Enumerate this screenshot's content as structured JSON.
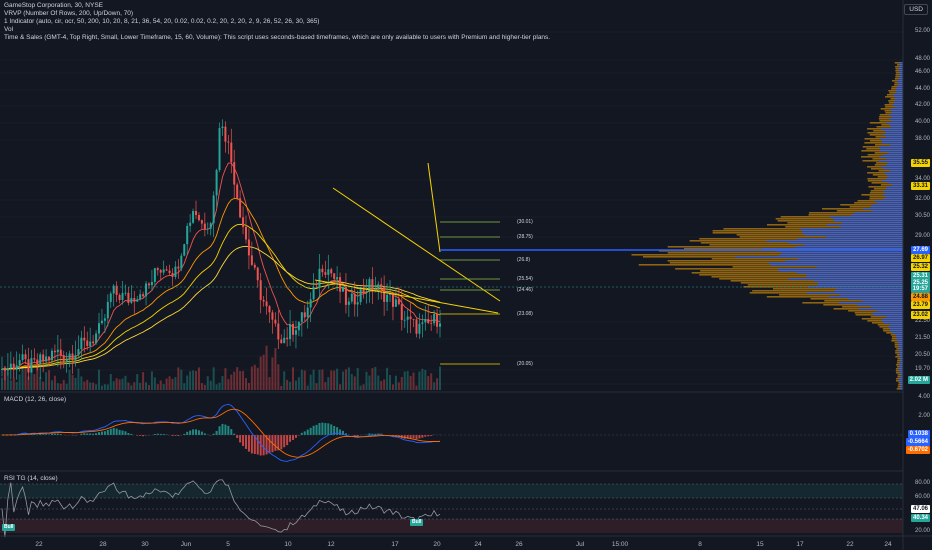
{
  "header": {
    "title": "GameStop Corporation, 30, NYSE",
    "indicator_vrvp": "VRVP (Number Of Rows, 200, Up/Down, 70)",
    "indicator_count": "1 Indicator (auto, cir, ocr, 50, 200, 10, 20, 8, 21, 36, 54, 20, 0.02, 0.02, 0.2, 20, 2, 20, 2, 9, 26, 52, 26, 30, 365)",
    "indicator_vol": "Vol",
    "time_sales": "Time & Sales (GMT-4, Top Right, Small, Lower Timeframe, 15, 60, Volume): This script uses seconds-based timeframes, which are only available to users with Premium and higher-tier plans.",
    "currency": "USD"
  },
  "price_axis": [
    "52.00",
    "48.00",
    "46.00",
    "44.00",
    "42.00",
    "40.00",
    "38.00",
    "34.00",
    "32.00",
    "30.50",
    "29.00",
    "22.50",
    "21.50",
    "20.50",
    "19.70",
    "18.80"
  ],
  "price_tags": [
    {
      "label": "35.55",
      "bg": "#f5d300",
      "fg": "#131722"
    },
    {
      "label": "33.31",
      "bg": "#f5d300",
      "fg": "#131722"
    },
    {
      "label": "27.69",
      "bg": "#2962ff",
      "fg": "#ffffff"
    },
    {
      "label": "26.97",
      "bg": "#f5d300",
      "fg": "#131722"
    },
    {
      "label": "25.32",
      "bg": "#f5d300",
      "fg": "#131722"
    },
    {
      "label": "25.31",
      "bg": "#26a69a",
      "fg": "#ffffff"
    },
    {
      "label": "25.25",
      "bg": "#26a69a",
      "fg": "#ffffff"
    },
    {
      "label": "19:57",
      "bg": "#26a69a",
      "fg": "#ffffff"
    },
    {
      "label": "24.88",
      "bg": "#ff9800",
      "fg": "#131722"
    },
    {
      "label": "23.79",
      "bg": "#f5d300",
      "fg": "#131722"
    },
    {
      "label": "23.02",
      "bg": "#f5d300",
      "fg": "#131722"
    },
    {
      "label": "2.02 M",
      "bg": "#26a69a",
      "fg": "#ffffff"
    }
  ],
  "fib_labels": [
    "(30.01)",
    "(28.75)",
    "(26.8)",
    "(25.54)",
    "(24.46)",
    "(23.08)",
    "(20.05)"
  ],
  "macd": {
    "legend": "MACD (12, 26, close)",
    "axis": [
      "4.00",
      "2.00",
      "-2.00"
    ],
    "tags": [
      {
        "label": "0.1038",
        "bg": "#2962ff",
        "fg": "#ffffff"
      },
      {
        "label": "-0.5664",
        "bg": "#2962ff",
        "fg": "#ffffff"
      },
      {
        "label": "-0.6702",
        "bg": "#ff6d00",
        "fg": "#ffffff"
      }
    ]
  },
  "rsi": {
    "legend": "RSI TG (14, close)",
    "axis": [
      "80.00",
      "60.00",
      "20.00"
    ],
    "tags": [
      {
        "label": "47.06",
        "bg": "#ffffff",
        "fg": "#131722"
      },
      {
        "label": "40.34",
        "bg": "#26a69a",
        "fg": "#ffffff"
      }
    ],
    "bull_label": "Bull"
  },
  "x_axis": [
    "22",
    "28",
    "30",
    "Jun",
    "5",
    "10",
    "12",
    "17",
    "20",
    "24",
    "26",
    "Jul",
    "15:00",
    "8",
    "15",
    "17",
    "22",
    "24"
  ],
  "colors": {
    "bg": "#131722",
    "up": "#26a69a",
    "down": "#ef5350",
    "fib": "#f5d300",
    "profile_up": "#2962ff",
    "profile_down": "#f5a300"
  },
  "chart_data": {
    "type": "candlestick",
    "series_label": "GameStop Corporation, 30, NYSE",
    "ylim": [
      18.8,
      52
    ],
    "close_path": [
      20.2,
      20.6,
      21.1,
      20.4,
      20.9,
      21.3,
      21.9,
      21.5,
      22.1,
      22.6,
      23.2,
      24.2,
      27.5,
      27.2,
      26.8,
      27.6,
      27.9,
      29.6,
      30.1,
      29.4,
      32.8,
      35.5,
      33.8,
      34.6,
      44.2,
      40.5,
      35.6,
      31.4,
      28.2,
      25.8,
      23.8,
      23.2,
      24.3,
      25.1,
      26.8,
      30.2,
      29.5,
      27.8,
      26.2,
      27.4,
      28.1,
      27.9,
      27.3,
      26.6,
      25.1,
      24.4,
      24.1,
      24.6,
      25.25
    ]
  }
}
------------------------------------------------
Task directions >>
Retype each entry precisely. Skip images entirely.

Final answer >>
Enumerate this screenshot's content as structured JSON.
{
  "header": {
    "title": "GameStop Corporation, 30, NYSE",
    "indicator_vrvp": "VRVP (Number Of Rows, 200, Up/Down, 70)",
    "indicator_count": "1 Indicator (auto, cir, ocr, 50, 200, 10, 20, 8, 21, 36, 54, 20, 0.02, 0.02, 0.2, 20, 2, 20, 2, 9, 26, 52, 26, 30, 365)",
    "indicator_vol": "Vol",
    "time_sales": "Time & Sales (GMT-4, Top Right, Small, Lower Timeframe, 15, 60, Volume): This script uses seconds-based timeframes, which are only available to users with Premium and higher-tier plans.",
    "currency": "USD"
  },
  "price_axis": [
    "52.00",
    "48.00",
    "46.00",
    "44.00",
    "42.00",
    "40.00",
    "38.00",
    "34.00",
    "32.00",
    "30.50",
    "29.00",
    "22.50",
    "21.50",
    "20.50",
    "19.70",
    "18.80"
  ],
  "price_tags": [
    {
      "label": "35.55",
      "bg": "#f5d300",
      "fg": "#131722"
    },
    {
      "label": "33.31",
      "bg": "#f5d300",
      "fg": "#131722"
    },
    {
      "label": "27.69",
      "bg": "#2962ff",
      "fg": "#ffffff"
    },
    {
      "label": "26.97",
      "bg": "#f5d300",
      "fg": "#131722"
    },
    {
      "label": "25.32",
      "bg": "#f5d300",
      "fg": "#131722"
    },
    {
      "label": "25.31",
      "bg": "#26a69a",
      "fg": "#ffffff"
    },
    {
      "label": "25.25",
      "bg": "#26a69a",
      "fg": "#ffffff"
    },
    {
      "label": "19:57",
      "bg": "#26a69a",
      "fg": "#ffffff"
    },
    {
      "label": "24.88",
      "bg": "#ff9800",
      "fg": "#131722"
    },
    {
      "label": "23.79",
      "bg": "#f5d300",
      "fg": "#131722"
    },
    {
      "label": "23.02",
      "bg": "#f5d300",
      "fg": "#131722"
    },
    {
      "label": "2.02 M",
      "bg": "#26a69a",
      "fg": "#ffffff"
    }
  ],
  "fib_labels": [
    "(30.01)",
    "(28.75)",
    "(26.8)",
    "(25.54)",
    "(24.46)",
    "(23.08)",
    "(20.05)"
  ],
  "macd": {
    "legend": "MACD (12, 26, close)",
    "axis": [
      "4.00",
      "2.00",
      "-2.00"
    ],
    "tags": [
      {
        "label": "0.1038",
        "bg": "#2962ff",
        "fg": "#ffffff"
      },
      {
        "label": "-0.5664",
        "bg": "#2962ff",
        "fg": "#ffffff"
      },
      {
        "label": "-0.6702",
        "bg": "#ff6d00",
        "fg": "#ffffff"
      }
    ]
  },
  "rsi": {
    "legend": "RSI TG (14, close)",
    "axis": [
      "80.00",
      "60.00",
      "20.00"
    ],
    "tags": [
      {
        "label": "47.06",
        "bg": "#ffffff",
        "fg": "#131722"
      },
      {
        "label": "40.34",
        "bg": "#26a69a",
        "fg": "#ffffff"
      }
    ],
    "bull_label": "Bull"
  },
  "x_axis": [
    "22",
    "28",
    "30",
    "Jun",
    "5",
    "10",
    "12",
    "17",
    "20",
    "24",
    "26",
    "Jul",
    "15:00",
    "8",
    "15",
    "17",
    "22",
    "24"
  ],
  "colors": {
    "bg": "#131722",
    "up": "#26a69a",
    "down": "#ef5350",
    "fib": "#f5d300",
    "profile_up": "#2962ff",
    "profile_down": "#f5a300"
  },
  "chart_data": {
    "type": "candlestick",
    "series_label": "GameStop Corporation, 30, NYSE",
    "ylim": [
      18.8,
      52
    ],
    "close_path": [
      20.2,
      20.6,
      21.1,
      20.4,
      20.9,
      21.3,
      21.9,
      21.5,
      22.1,
      22.6,
      23.2,
      24.2,
      27.5,
      27.2,
      26.8,
      27.6,
      27.9,
      29.6,
      30.1,
      29.4,
      32.8,
      35.5,
      33.8,
      34.6,
      44.2,
      40.5,
      35.6,
      31.4,
      28.2,
      25.8,
      23.8,
      23.2,
      24.3,
      25.1,
      26.8,
      30.2,
      29.5,
      27.8,
      26.2,
      27.4,
      28.1,
      27.9,
      27.3,
      26.6,
      25.1,
      24.4,
      24.1,
      24.6,
      25.25
    ]
  }
}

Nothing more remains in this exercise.